------ PROVIDED INFORMATION ------

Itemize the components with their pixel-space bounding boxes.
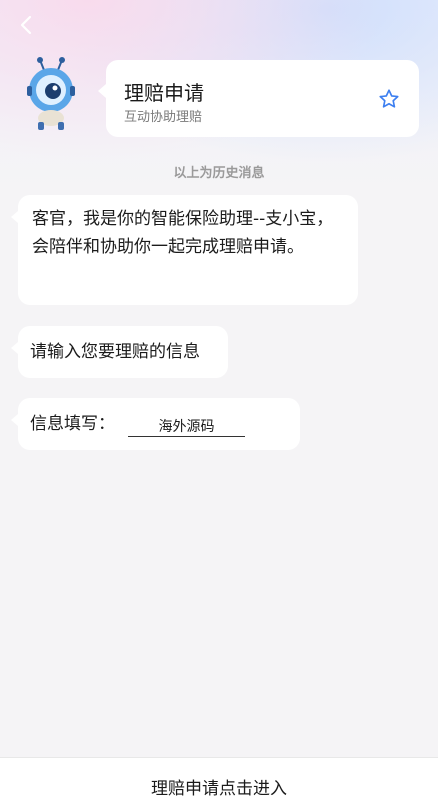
service-header-card: 理赔申请 互动协助理赔 [98,60,419,137]
star-outline-icon [379,89,399,108]
info-field-label: 信息填写： [30,414,115,434]
favorite-button[interactable] [378,88,400,110]
back-button[interactable] [16,14,38,36]
chat-message-form: 信息填写： [11,398,300,450]
robot-mascot-icon [27,57,75,130]
assistant-avatar [20,56,82,132]
chevron-left-icon [20,15,32,35]
page-subtitle: 互动协助理赔 [124,110,203,125]
page-title: 理赔申请 [124,81,204,105]
chat-message-prompt: 请输入您要理赔的信息 [11,326,228,378]
history-divider: 以上为历史消息 [173,166,265,181]
chat-message-greeting: 客官，我是你的智能保险助理--支小宝，会陪伴和协助你一起完成理赔申请。 [11,195,358,305]
claim-entry-button[interactable]: 理赔申请点击进入 [0,757,438,801]
info-input[interactable] [128,416,245,437]
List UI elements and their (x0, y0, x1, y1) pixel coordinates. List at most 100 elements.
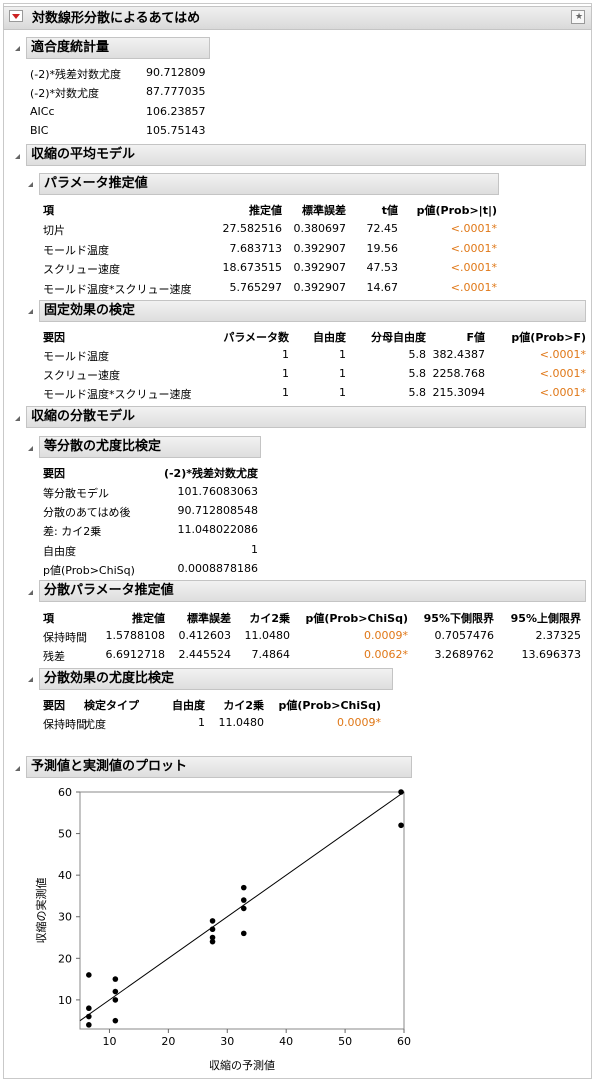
vparams-header[interactable]: 分散パラメータ推定値 (39, 580, 586, 602)
x-tick-label: 10 (102, 1035, 116, 1048)
lr-disclosure-icon[interactable] (28, 446, 33, 451)
row-label: 分散のあてはめ後 (43, 506, 131, 520)
column-header: 標準誤差 (302, 204, 346, 217)
table-cell: 11.0480 (218, 716, 265, 729)
table-cell: 382.4387 (432, 348, 486, 361)
veff-header[interactable]: 分散効果の尤度比検定 (39, 668, 393, 690)
data-point (112, 1017, 119, 1024)
row-label: モールド温度 (43, 243, 109, 257)
column-header: 要因 (43, 699, 65, 712)
plot-title: 予測値と実測値のプロット (31, 759, 188, 774)
table-cell: 1 (339, 348, 346, 361)
table-cell: 0.0009* (337, 716, 381, 729)
table-cell: 1 (282, 348, 289, 361)
data-point (112, 976, 119, 982)
table-cell: 0.0062* (364, 648, 408, 661)
table-cell: 18.673515 (222, 261, 283, 274)
fit-stats-header[interactable]: 適合度統計量 (26, 37, 210, 59)
table-cell: 14.67 (366, 280, 399, 294)
x-tick-label: 20 (161, 1035, 175, 1048)
fit-stat-value: 106.23857 (146, 104, 206, 118)
table-cell: <.0001* (539, 367, 586, 380)
plot-header[interactable]: 予測値と実測値のプロット (26, 756, 412, 778)
y-tick-label: 60 (58, 786, 72, 799)
row-label: 切片 (43, 224, 65, 237)
y-axis-label: 収縮の実測値 (34, 878, 48, 944)
params-title: パラメータ推定値 (44, 176, 148, 191)
row-label: モールド温度 (43, 350, 109, 363)
fit-stat-label: (-2)*残差対数尤度 (30, 68, 122, 81)
table-cell: 5.8 (408, 348, 427, 361)
table-cell: 0.7057476 (434, 629, 495, 642)
column-header: 自由度 (313, 331, 346, 344)
column-header: p値(Prob>F) (511, 331, 586, 344)
table-cell: <.0001* (450, 261, 497, 274)
column-header: 95%下側限界 (423, 612, 494, 625)
x-tick-label: 40 (279, 1035, 293, 1048)
var-model-title: 収縮の分散モデル (31, 409, 136, 424)
var-model-header[interactable]: 収縮の分散モデル (26, 406, 586, 428)
main-title-bar[interactable]: 対数線形分散によるあてはめ (3, 6, 592, 30)
table-cell: <.0001* (450, 241, 497, 255)
lr-test-header[interactable]: 等分散の尤度比検定 (39, 436, 261, 458)
vparams-title: 分散パラメータ推定値 (44, 583, 174, 598)
table-cell: 0.392907 (293, 261, 347, 274)
column-header: (-2)*残差対数尤度 (163, 467, 258, 480)
table-cell: 3.2689762 (434, 648, 495, 661)
row-label: モールド温度*スクリュー速度 (43, 282, 192, 296)
row-label: モールド温度*スクリュー速度 (43, 388, 192, 401)
bookmark-icon[interactable]: ★ (571, 10, 585, 24)
mean-model-title: 収縮の平均モデル (31, 147, 136, 162)
table-cell: <.0001* (450, 222, 497, 235)
column-header: 自由度 (172, 699, 205, 712)
y-tick-label: 40 (58, 869, 72, 882)
var-model-disclosure-icon[interactable] (15, 416, 20, 421)
table-cell: 5.8 (408, 386, 427, 399)
data-point (240, 905, 247, 912)
table-cell: 2.37325 (535, 629, 582, 642)
column-header: 95%上側限界 (510, 612, 581, 625)
data-point (240, 884, 247, 891)
red-triangle-menu-button[interactable] (9, 10, 23, 22)
column-header: カイ2乗 (223, 699, 264, 712)
params-disclosure-icon[interactable] (28, 182, 33, 187)
row-label: 保持時間 (43, 631, 87, 644)
table-cell: 0.412603 (178, 629, 232, 642)
fit-stat-label: (-2)*対数尤度 (30, 87, 100, 101)
x-tick-label: 30 (220, 1035, 234, 1048)
mean-model-disclosure-icon[interactable] (15, 154, 20, 159)
table-cell: 215.3094 (432, 386, 486, 399)
table-cell: 0.0008878186 (177, 561, 258, 575)
vparams-disclosure-icon[interactable] (28, 590, 33, 595)
row-label: 等分散モデル (43, 487, 109, 500)
table-cell: 101.76083063 (177, 485, 258, 498)
table-cell: 11.0480 (244, 629, 291, 642)
fixed-effects-disclosure-icon[interactable] (28, 309, 33, 314)
table-cell: 1 (339, 386, 346, 399)
data-point (86, 972, 92, 978)
table-cell: 5.8 (408, 367, 427, 380)
main-title: 対数線形分散によるあてはめ (32, 11, 201, 26)
data-point (209, 938, 216, 945)
table-cell: 6.6912718 (105, 648, 166, 661)
table-cell: 7.683713 (229, 241, 283, 255)
mean-model-header[interactable]: 収縮の平均モデル (26, 144, 586, 166)
data-point (240, 897, 247, 903)
table-cell: 0.392907 (293, 280, 347, 294)
column-header: 標準誤差 (187, 612, 231, 625)
fit-stat-value: 105.75143 (146, 123, 206, 137)
params-header[interactable]: パラメータ推定値 (39, 173, 499, 195)
fixed-effects-header[interactable]: 固定効果の検定 (39, 300, 586, 322)
veff-title: 分散効果の尤度比検定 (44, 671, 175, 686)
column-header: 検定タイプ (84, 699, 139, 712)
data-point (112, 997, 119, 1003)
column-header: 分母自由度 (371, 331, 426, 344)
actual-by-predicted-plot[interactable]: 10 20 30 40 50 60 10 20 30 40 50 60 収縮の予測値 収縮の実測値 (0, 780, 594, 1080)
veff-disclosure-icon[interactable] (28, 677, 33, 682)
fit-stats-title: 適合度統計量 (31, 40, 110, 55)
row-label: 残差 (43, 650, 65, 663)
fit-disclosure-icon[interactable] (15, 46, 20, 51)
y-tick-label: 20 (58, 952, 72, 965)
plot-disclosure-icon[interactable] (15, 766, 20, 771)
data-point (209, 918, 216, 924)
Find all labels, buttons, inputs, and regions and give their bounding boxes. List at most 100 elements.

------

**GIVEN TASK:** Reproduce all of the lines above word for word, leaving out the pictures.

**SOLUTION TO THIS EXERCISE:**
Itemize the components with their pixel-space bounding boxes.
service-header-card: 理赔申请 互动协助理赔 [98,60,419,137]
star-outline-icon [379,89,399,108]
info-field-label: 信息填写： [30,414,115,434]
favorite-button[interactable] [378,88,400,110]
back-button[interactable] [16,14,38,36]
chat-message-form: 信息填写： [11,398,300,450]
robot-mascot-icon [27,57,75,130]
assistant-avatar [20,56,82,132]
chevron-left-icon [20,15,32,35]
page-subtitle: 互动协助理赔 [124,110,203,125]
page-title: 理赔申请 [124,81,204,105]
chat-message-prompt: 请输入您要理赔的信息 [11,326,228,378]
history-divider: 以上为历史消息 [173,166,265,181]
chat-message-greeting: 客官，我是你的智能保险助理--支小宝，会陪伴和协助你一起完成理赔申请。 [11,195,358,305]
claim-entry-button[interactable]: 理赔申请点击进入 [0,757,438,801]
info-input[interactable] [128,416,245,437]
List UI elements and their (x0, y0, x1, y1) pixel coordinates. List at most 100 elements.
vparams-header[interactable]: 分散パラメータ推定値 (39, 580, 586, 602)
x-tick-label: 10 (102, 1035, 116, 1048)
lr-disclosure-icon[interactable] (28, 446, 33, 451)
row-label: 分散のあてはめ後 (43, 506, 131, 520)
column-header: 標準誤差 (302, 204, 346, 217)
table-cell: 11.0480 (218, 716, 265, 729)
table-cell: 382.4387 (432, 348, 486, 361)
veff-header[interactable]: 分散効果の尤度比検定 (39, 668, 393, 690)
data-point (112, 1017, 119, 1024)
row-label: モールド温度 (43, 243, 109, 257)
column-header: 要因 (43, 699, 65, 712)
plot-title: 予測値と実測値のプロット (31, 759, 188, 774)
table-cell: 1 (339, 348, 346, 361)
table-cell: 0.0009* (337, 716, 381, 729)
table-cell: 1 (282, 348, 289, 361)
data-point (112, 976, 119, 982)
table-cell: 0.0062* (364, 648, 408, 661)
table-cell: 18.673515 (222, 261, 283, 274)
fit-stats-header[interactable]: 適合度統計量 (26, 37, 210, 59)
table-cell: 14.67 (366, 280, 399, 294)
x-tick-label: 20 (161, 1035, 175, 1048)
fit-stat-value: 106.23857 (146, 104, 206, 118)
table-cell: <.0001* (539, 367, 586, 380)
plot-header[interactable]: 予測値と実測値のプロット (26, 756, 412, 778)
y-tick-label: 60 (58, 786, 72, 799)
row-label: 切片 (43, 224, 65, 237)
y-axis-label: 収縮の実測値 (34, 878, 48, 944)
params-title: パラメータ推定値 (44, 176, 148, 191)
row-label: モールド温度 (43, 350, 109, 363)
fit-stat-label: (-2)*残差対数尤度 (30, 68, 122, 81)
table-cell: 5.8 (408, 348, 427, 361)
table-cell: 0.7057476 (434, 629, 495, 642)
column-header: 自由度 (313, 331, 346, 344)
column-header: p値(Prob>F) (511, 331, 586, 344)
table-cell: <.0001* (450, 261, 497, 274)
column-header: 95%下側限界 (423, 612, 494, 625)
x-tick-label: 40 (279, 1035, 293, 1048)
var-model-title: 収縮の分散モデル (31, 409, 136, 424)
var-model-header[interactable]: 収縮の分散モデル (26, 406, 586, 428)
main-title-bar[interactable]: 対数線形分散によるあてはめ (3, 6, 592, 30)
table-cell: <.0001* (450, 241, 497, 255)
lr-test-header[interactable]: 等分散の尤度比検定 (39, 436, 261, 458)
vparams-title: 分散パラメータ推定値 (44, 583, 174, 598)
table-cell: 0.392907 (293, 261, 347, 274)
column-header: (-2)*残差対数尤度 (163, 467, 258, 480)
table-cell: 3.2689762 (434, 648, 495, 661)
row-label: モールド温度*スクリュー速度 (43, 282, 192, 296)
row-label: モールド温度*スクリュー速度 (43, 388, 192, 401)
bookmark-icon[interactable]: ★ (571, 10, 585, 24)
mean-model-title: 収縮の平均モデル (31, 147, 136, 162)
table-cell: <.0001* (450, 222, 497, 235)
column-header: 自由度 (172, 699, 205, 712)
y-tick-label: 40 (58, 869, 72, 882)
var-model-disclosure-icon[interactable] (15, 416, 20, 421)
table-cell: 5.8 (408, 386, 427, 399)
data-point (240, 905, 247, 912)
table-cell: 2.37325 (535, 629, 582, 642)
column-header: 95%上側限界 (510, 612, 581, 625)
data-point (240, 884, 247, 891)
red-triangle-menu-button[interactable] (9, 10, 23, 22)
column-header: カイ2乗 (223, 699, 264, 712)
params-disclosure-icon[interactable] (28, 182, 33, 187)
row-label: 保持時間 (43, 631, 87, 644)
table-cell: 0.412603 (178, 629, 232, 642)
fit-stat-label: (-2)*対数尤度 (30, 87, 100, 101)
x-tick-label: 30 (220, 1035, 234, 1048)
mean-model-disclosure-icon[interactable] (15, 154, 20, 159)
table-cell: 215.3094 (432, 386, 486, 399)
table-cell: 0.0008878186 (177, 561, 258, 575)
vparams-disclosure-icon[interactable] (28, 590, 33, 595)
row-label: 等分散モデル (43, 487, 109, 500)
table-cell: 101.76083063 (177, 485, 258, 498)
table-cell: 11.0480 (244, 629, 291, 642)
fixed-effects-disclosure-icon[interactable] (28, 309, 33, 314)
table-cell: 1 (339, 386, 346, 399)
data-point (86, 972, 92, 978)
table-cell: 5.8 (408, 367, 427, 380)
main-title: 対数線形分散によるあてはめ (32, 11, 201, 26)
data-point (209, 938, 216, 945)
table-cell: 6.6912718 (105, 648, 166, 661)
table-cell: 7.683713 (229, 241, 283, 255)
mean-model-header[interactable]: 収縮の平均モデル (26, 144, 586, 166)
data-point (240, 897, 247, 903)
table-cell: 0.392907 (293, 280, 347, 294)
column-header: 標準誤差 (187, 612, 231, 625)
fit-stat-value: 105.75143 (146, 123, 206, 137)
params-header[interactable]: パラメータ推定値 (39, 173, 499, 195)
fixed-effects-header[interactable]: 固定効果の検定 (39, 300, 586, 322)
veff-title: 分散効果の尤度比検定 (44, 671, 175, 686)
column-header: 検定タイプ (84, 699, 139, 712)
data-point (112, 997, 119, 1003)
column-header: 分母自由度 (371, 331, 426, 344)
actual-by-predicted-plot[interactable]: 10 20 30 40 50 60 10 20 30 40 50 60 収縮の予測値 収縮の実測値 (0, 780, 594, 1080)
veff-disclosure-icon[interactable] (28, 677, 33, 682)
fit-stats-title: 適合度統計量 (31, 40, 110, 55)
row-label: 残差 (43, 650, 65, 663)
fit-disclosure-icon[interactable] (15, 46, 20, 51)
y-tick-label: 20 (58, 952, 72, 965)
plot-disclosure-icon[interactable] (15, 766, 20, 771)
data-point (209, 918, 216, 924)
Find all labels, buttons, inputs, and regions and give their bounding boxes. List at most 100 elements.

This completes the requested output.